• [Task to complete]:
For the material that follows, list every line containing the word "title".

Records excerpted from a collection
+++
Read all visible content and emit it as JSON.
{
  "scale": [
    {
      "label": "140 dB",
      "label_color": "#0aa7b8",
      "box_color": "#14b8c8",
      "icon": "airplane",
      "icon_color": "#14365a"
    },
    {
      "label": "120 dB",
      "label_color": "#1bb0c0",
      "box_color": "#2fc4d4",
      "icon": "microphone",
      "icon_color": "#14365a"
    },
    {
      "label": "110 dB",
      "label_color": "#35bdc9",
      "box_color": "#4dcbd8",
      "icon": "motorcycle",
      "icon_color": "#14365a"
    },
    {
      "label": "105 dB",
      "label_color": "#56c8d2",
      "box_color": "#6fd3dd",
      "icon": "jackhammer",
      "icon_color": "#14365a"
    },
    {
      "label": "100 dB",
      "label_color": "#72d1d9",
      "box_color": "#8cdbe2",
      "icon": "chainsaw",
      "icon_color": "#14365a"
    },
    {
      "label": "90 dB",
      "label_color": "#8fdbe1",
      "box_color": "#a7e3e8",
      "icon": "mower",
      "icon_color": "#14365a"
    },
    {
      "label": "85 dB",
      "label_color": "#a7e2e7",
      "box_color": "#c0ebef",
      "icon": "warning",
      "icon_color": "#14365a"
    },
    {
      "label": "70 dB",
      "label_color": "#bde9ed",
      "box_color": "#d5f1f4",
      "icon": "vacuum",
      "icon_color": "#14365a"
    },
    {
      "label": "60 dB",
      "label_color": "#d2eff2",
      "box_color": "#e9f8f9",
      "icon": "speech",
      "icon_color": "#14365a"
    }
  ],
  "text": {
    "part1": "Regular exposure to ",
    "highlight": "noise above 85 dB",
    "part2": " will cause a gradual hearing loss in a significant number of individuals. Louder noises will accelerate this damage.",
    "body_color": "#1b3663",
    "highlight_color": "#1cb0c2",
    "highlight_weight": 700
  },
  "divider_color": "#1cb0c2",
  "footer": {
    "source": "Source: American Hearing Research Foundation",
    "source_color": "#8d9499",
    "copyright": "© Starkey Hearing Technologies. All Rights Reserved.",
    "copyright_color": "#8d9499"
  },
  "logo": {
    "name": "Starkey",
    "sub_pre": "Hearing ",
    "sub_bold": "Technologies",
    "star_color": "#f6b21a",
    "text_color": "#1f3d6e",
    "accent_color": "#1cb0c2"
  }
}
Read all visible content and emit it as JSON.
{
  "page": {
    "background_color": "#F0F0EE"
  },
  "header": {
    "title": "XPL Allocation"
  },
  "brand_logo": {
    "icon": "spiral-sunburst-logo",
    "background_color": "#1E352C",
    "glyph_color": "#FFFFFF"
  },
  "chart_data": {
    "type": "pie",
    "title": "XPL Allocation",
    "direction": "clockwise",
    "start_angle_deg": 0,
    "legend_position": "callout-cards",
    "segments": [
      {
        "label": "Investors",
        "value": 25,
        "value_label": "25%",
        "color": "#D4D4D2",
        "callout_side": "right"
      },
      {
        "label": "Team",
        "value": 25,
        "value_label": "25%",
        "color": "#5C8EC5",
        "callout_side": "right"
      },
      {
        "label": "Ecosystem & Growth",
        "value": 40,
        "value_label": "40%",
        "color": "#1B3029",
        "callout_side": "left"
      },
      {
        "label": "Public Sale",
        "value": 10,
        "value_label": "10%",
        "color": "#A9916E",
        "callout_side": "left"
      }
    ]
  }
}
+++
• [Task output]:
    "title": "XPL Allocation"
    "title": "XPL Allocation",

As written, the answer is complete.